** Requirement **
Extract and list every line that contains the word "Baden".

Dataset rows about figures
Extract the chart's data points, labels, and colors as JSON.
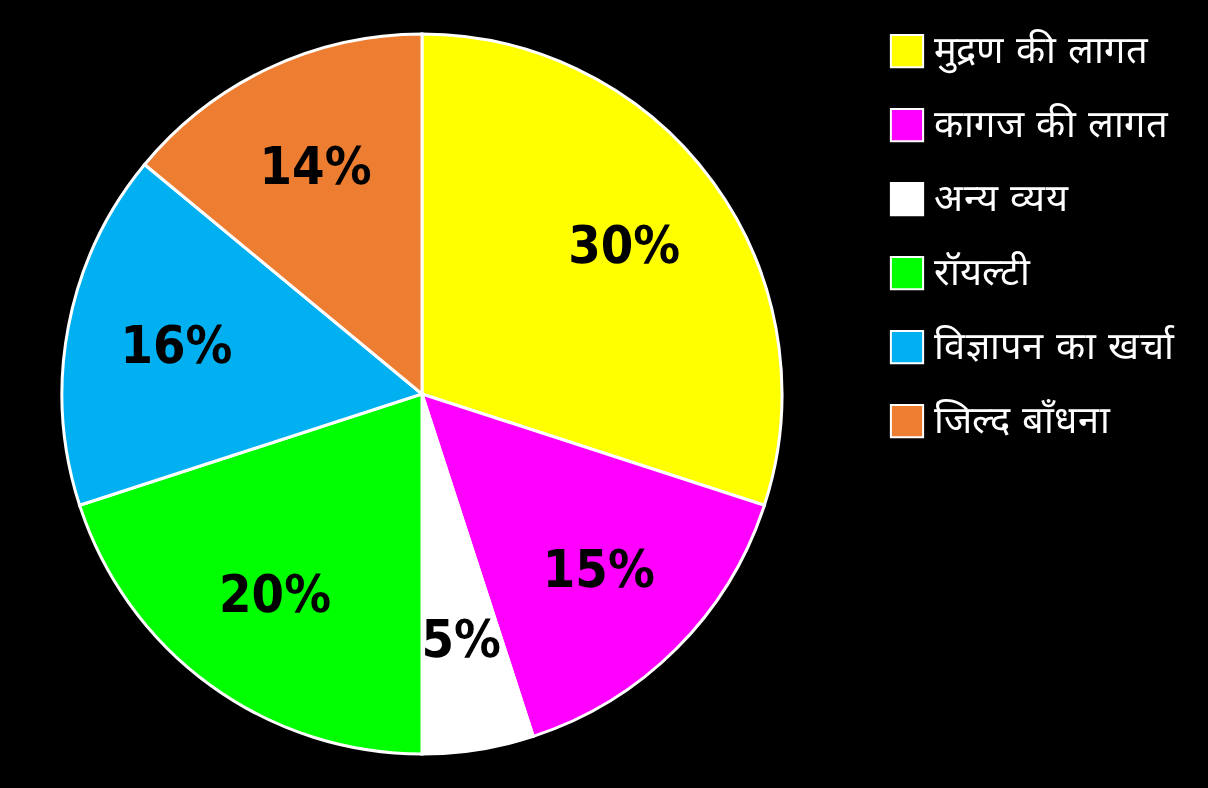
{
  "chart_data": {
    "type": "pie",
    "categories": [
      "मुद्रण की लागत",
      "कागज की लागत",
      "अन्य व्यय",
      "रॉयल्टी",
      "विज्ञापन का खर्चा",
      "जिल्द बाँधना"
    ],
    "values": [
      30,
      15,
      5,
      20,
      16,
      14
    ],
    "colors": [
      "#ffff00",
      "#ff00ff",
      "#ffffff",
      "#00ff00",
      "#00b0f0",
      "#ed7d31"
    ],
    "value_labels": [
      "30%",
      "15%",
      "5%",
      "20%",
      "16%",
      "14%"
    ],
    "legend": "right"
  }
}
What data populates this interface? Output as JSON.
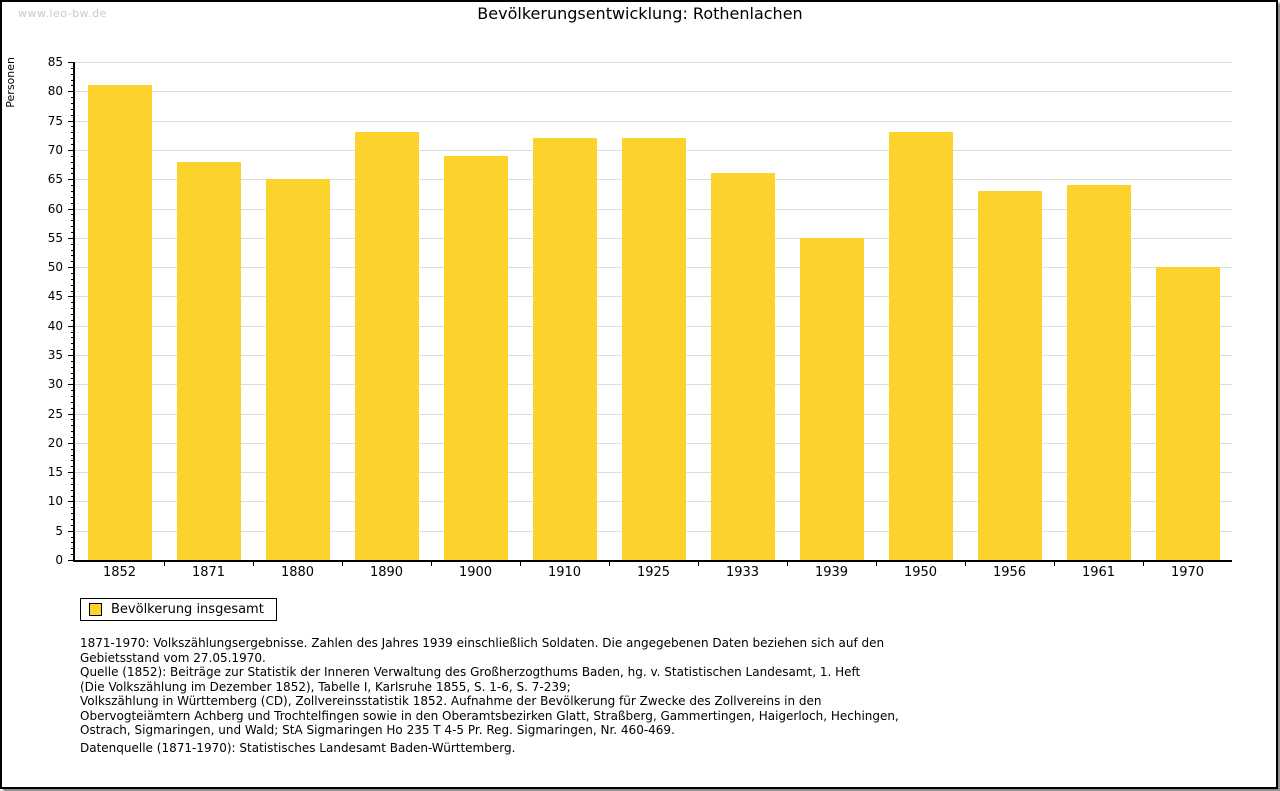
{
  "watermark": "www.leo-bw.de",
  "header": {
    "title": "Bevölkerungsentwicklung: Rothenlachen"
  },
  "chart_data": {
    "type": "bar",
    "title": "Bevölkerungsentwicklung: Rothenlachen",
    "xlabel": "",
    "ylabel": "Personen",
    "categories": [
      "1852",
      "1871",
      "1880",
      "1890",
      "1900",
      "1910",
      "1925",
      "1933",
      "1939",
      "1950",
      "1956",
      "1961",
      "1970"
    ],
    "series": [
      {
        "name": "Bevölkerung insgesamt",
        "values": [
          81,
          68,
          65,
          73,
          69,
          72,
          72,
          66,
          55,
          73,
          63,
          64,
          50
        ]
      }
    ],
    "ylim": [
      0,
      85
    ],
    "ytick_step": 5,
    "yminor_step": 1,
    "grid": true,
    "legend_position": "bottom-left",
    "colors": {
      "bar": "#FCD22D",
      "grid": "#DDDDDD",
      "axis": "#000000",
      "text": "#000000"
    }
  },
  "legend": {
    "label": "Bevölkerung insgesamt",
    "swatch_color": "#FCD22D"
  },
  "footnotes": {
    "lines": [
      "1871-1970: Volkszählungsergebnisse. Zahlen des Jahres 1939 einschließlich Soldaten. Die angegebenen Daten beziehen sich auf den",
      "Gebietsstand vom 27.05.1970.",
      "Quelle (1852): Beiträge zur Statistik der Inneren Verwaltung des Großherzogthums Baden, hg. v. Statistischen Landesamt, 1. Heft",
      "(Die Volkszählung im Dezember 1852), Tabelle I, Karlsruhe 1855, S. 1-6, S. 7-239;",
      "Volkszählung in Württemberg (CD), Zollvereinsstatistik 1852. Aufnahme der Bevölkerung für Zwecke des Zollvereins in den",
      "Obervogteiämtern Achberg und Trochtelfingen sowie in den Oberamtsbezirken Glatt, Straßberg, Gammertingen, Haigerloch, Hechingen,",
      "Ostrach, Sigmaringen, und Wald; StA Sigmaringen Ho 235 T 4-5 Pr. Reg. Sigmaringen, Nr. 460-469."
    ],
    "datasource": "Datenquelle (1871-1970): Statistisches Landesamt Baden-Württemberg."
  }
}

** The reply **
      "Quelle (1852): Beiträge zur Statistik der Inneren Verwaltung des Großherzogthums Baden, hg. v. Statistischen Landesamt, 1. Heft",
    "datasource": "Datenquelle (1871-1970): Statistisches Landesamt Baden-Württemberg."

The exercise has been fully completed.